## EXERCISE DIRECTIONS
Check each line of the material below for the string "means", then report how many lines have it, and nothing else.

--- Start RAW DATA ---

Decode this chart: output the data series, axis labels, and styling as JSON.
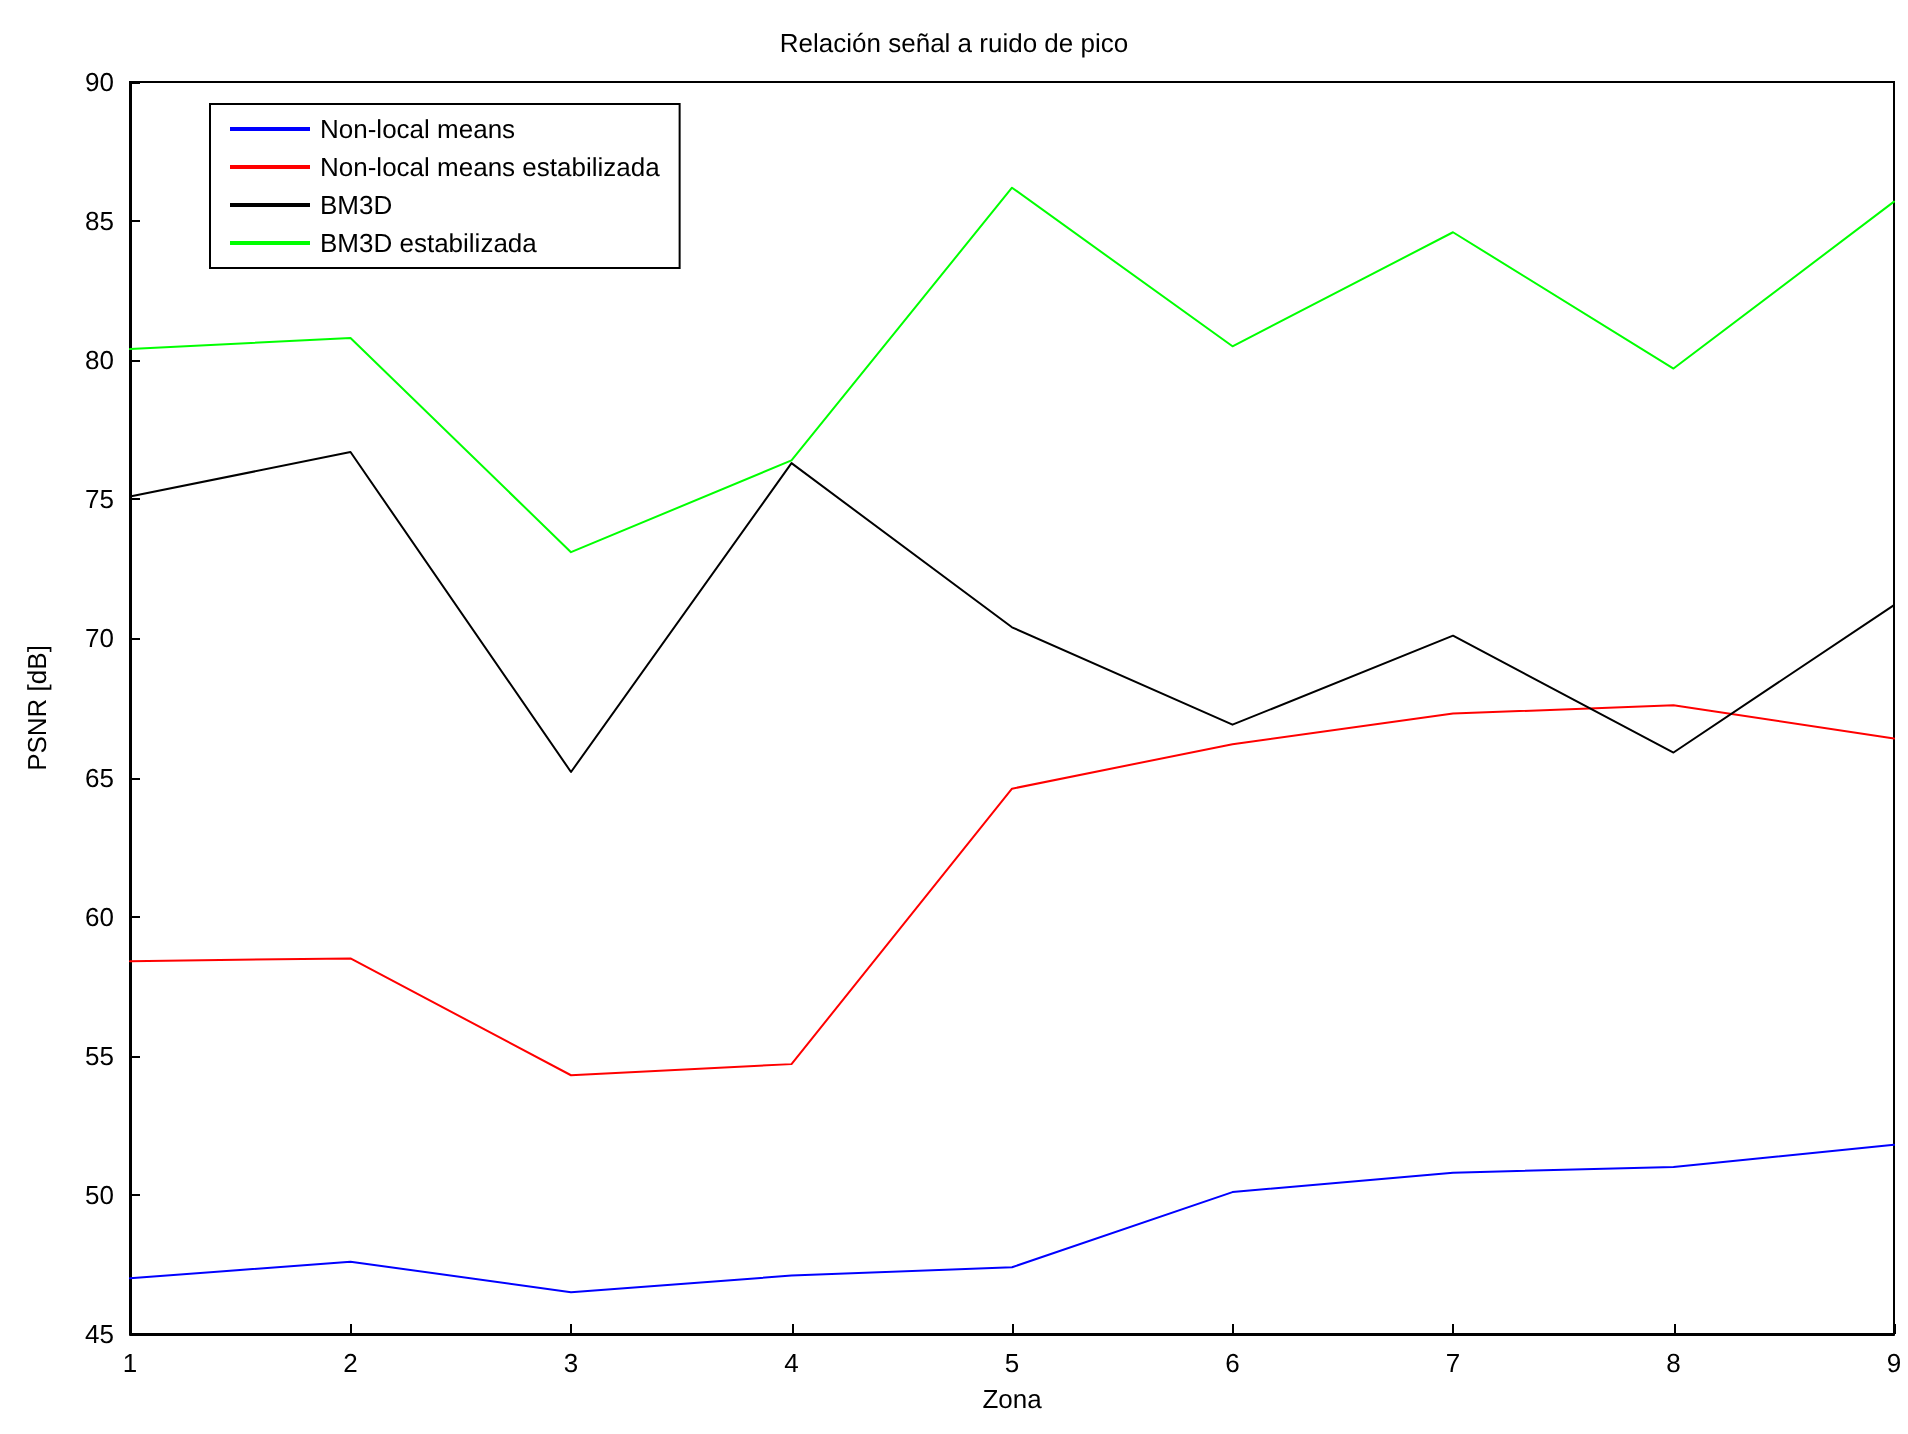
{
  "chart_data": {
    "type": "line",
    "title": "Relación señal a ruido de pico",
    "xlabel": "Zona",
    "ylabel": "PSNR [dB]",
    "x": [
      1,
      2,
      3,
      4,
      5,
      6,
      7,
      8,
      9
    ],
    "xlim": [
      1,
      9
    ],
    "xticks": [
      1,
      2,
      3,
      4,
      5,
      6,
      7,
      8,
      9
    ],
    "ylim": [
      45,
      90
    ],
    "yticks": [
      45,
      50,
      55,
      60,
      65,
      70,
      75,
      80,
      85,
      90
    ],
    "grid": false,
    "legend": "top left",
    "marker": "none",
    "line_style": "solid",
    "series": [
      {
        "name": "Non-local means",
        "color": "#0000ff",
        "values": [
          47.0,
          47.6,
          46.5,
          47.1,
          47.4,
          50.1,
          50.8,
          51.0,
          51.8
        ]
      },
      {
        "name": "Non-local means estabilizada",
        "color": "#ff0000",
        "values": [
          58.4,
          58.5,
          54.3,
          54.7,
          64.6,
          66.2,
          67.3,
          67.6,
          66.4
        ]
      },
      {
        "name": "BM3D",
        "color": "#000000",
        "values": [
          75.1,
          76.7,
          65.2,
          76.3,
          70.4,
          66.9,
          70.1,
          65.9,
          71.2
        ]
      },
      {
        "name": "BM3D estabilizada",
        "color": "#00ff00",
        "values": [
          80.4,
          80.8,
          73.1,
          76.4,
          86.2,
          80.5,
          84.6,
          79.7,
          85.7
        ]
      }
    ]
  }
}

--- End RAW DATA ---

## OUTPUT FOR THIS EXERCISE
2